* begin GIVEN RECORDS *
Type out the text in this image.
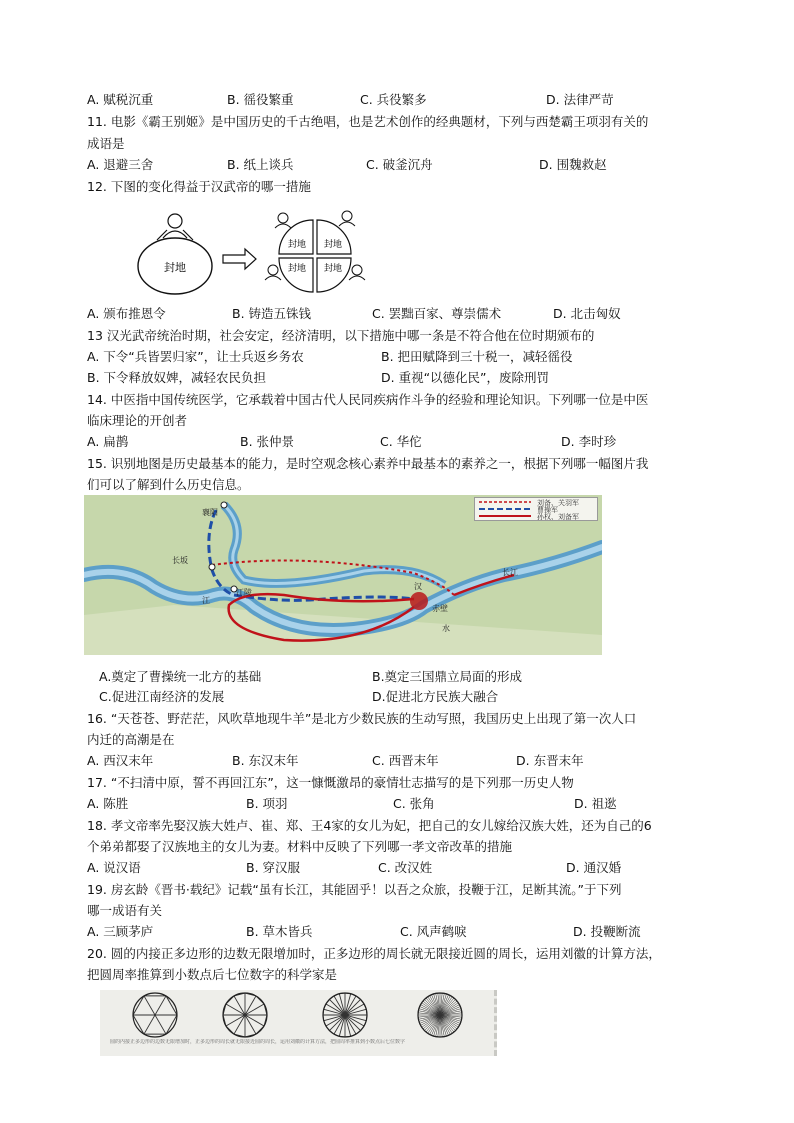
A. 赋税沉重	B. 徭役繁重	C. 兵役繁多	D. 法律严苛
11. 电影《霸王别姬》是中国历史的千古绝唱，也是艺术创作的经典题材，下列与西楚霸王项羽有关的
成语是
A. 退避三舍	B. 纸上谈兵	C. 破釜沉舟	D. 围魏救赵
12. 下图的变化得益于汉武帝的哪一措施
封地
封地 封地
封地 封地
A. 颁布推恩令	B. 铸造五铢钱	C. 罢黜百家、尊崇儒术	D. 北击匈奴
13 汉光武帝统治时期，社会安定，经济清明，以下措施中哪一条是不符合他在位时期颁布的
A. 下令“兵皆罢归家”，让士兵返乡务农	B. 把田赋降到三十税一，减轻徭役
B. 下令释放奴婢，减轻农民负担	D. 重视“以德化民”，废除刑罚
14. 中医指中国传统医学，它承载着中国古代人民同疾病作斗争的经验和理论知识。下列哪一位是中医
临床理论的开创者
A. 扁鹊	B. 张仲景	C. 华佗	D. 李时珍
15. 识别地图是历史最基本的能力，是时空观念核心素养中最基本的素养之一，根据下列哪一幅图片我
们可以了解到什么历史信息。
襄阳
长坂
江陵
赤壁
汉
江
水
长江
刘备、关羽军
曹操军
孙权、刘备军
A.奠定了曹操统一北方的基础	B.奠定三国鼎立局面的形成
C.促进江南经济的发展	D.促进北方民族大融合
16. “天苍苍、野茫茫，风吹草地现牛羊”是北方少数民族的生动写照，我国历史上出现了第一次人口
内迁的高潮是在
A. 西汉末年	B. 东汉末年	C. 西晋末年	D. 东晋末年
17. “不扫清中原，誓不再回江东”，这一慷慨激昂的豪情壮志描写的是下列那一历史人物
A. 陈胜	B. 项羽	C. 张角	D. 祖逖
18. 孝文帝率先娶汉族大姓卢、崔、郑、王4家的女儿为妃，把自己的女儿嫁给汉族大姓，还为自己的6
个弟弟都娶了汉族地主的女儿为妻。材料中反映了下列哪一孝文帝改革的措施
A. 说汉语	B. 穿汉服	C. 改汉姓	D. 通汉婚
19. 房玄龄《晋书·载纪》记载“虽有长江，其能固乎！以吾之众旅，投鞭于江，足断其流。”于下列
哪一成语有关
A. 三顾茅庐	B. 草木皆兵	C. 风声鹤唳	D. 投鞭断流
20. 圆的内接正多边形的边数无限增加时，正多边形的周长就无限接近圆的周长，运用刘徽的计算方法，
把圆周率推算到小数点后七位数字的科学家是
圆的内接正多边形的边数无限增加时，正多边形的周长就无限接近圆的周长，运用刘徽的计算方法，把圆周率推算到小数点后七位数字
* end GIVEN RECORDS *
**EXERCISE INSTRUCTIONS**
Lines that include the word "正多边形的周长就无限接近圆的周长" are to be extracted from the data above.

**TASK RESPONSE**
20. 圆的内接正多边形的边数无限增加时，正多边形的周长就无限接近圆的周长，运用刘徽的计算方法，
圆的内接正多边形的边数无限增加时，正多边形的周长就无限接近圆的周长，运用刘徽的计算方法，把圆周率推算到小数点后七位数字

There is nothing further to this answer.